What you are asked to do ::
Count every line that holds the string "ciała", and report the number alone.
-- start of Data supplied --
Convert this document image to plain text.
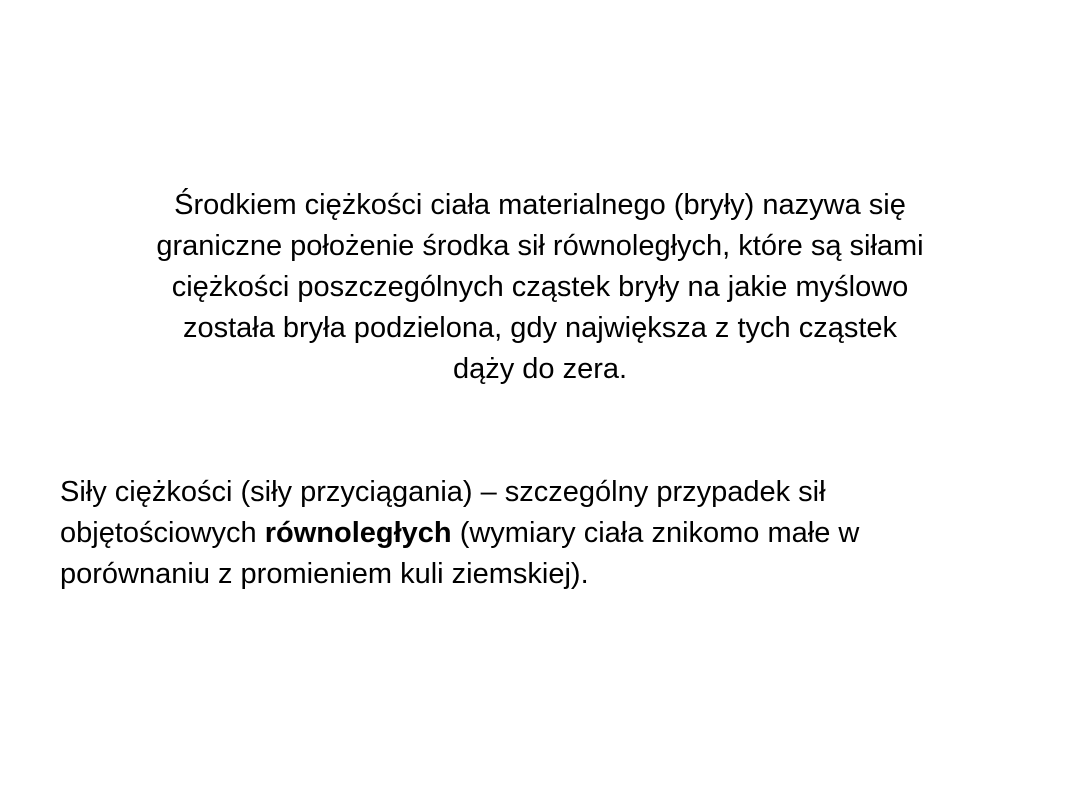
Środkiem ciężkości ciała materialnego (bryły) nazywa się
graniczne położenie środka sił równoległych, które są siłami
ciężkości poszczególnych cząstek bryły na jakie myślowo
została bryła podzielona, gdy największa z tych cząstek
dąży do zera.

Siły ciężkości (siły przyciągania) – szczególny przypadek sił
objętościowych równoległych (wymiary ciała znikomo małe w
porównaniu z promieniem kuli ziemskiej).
-- end of Data supplied --
Full solution ::
2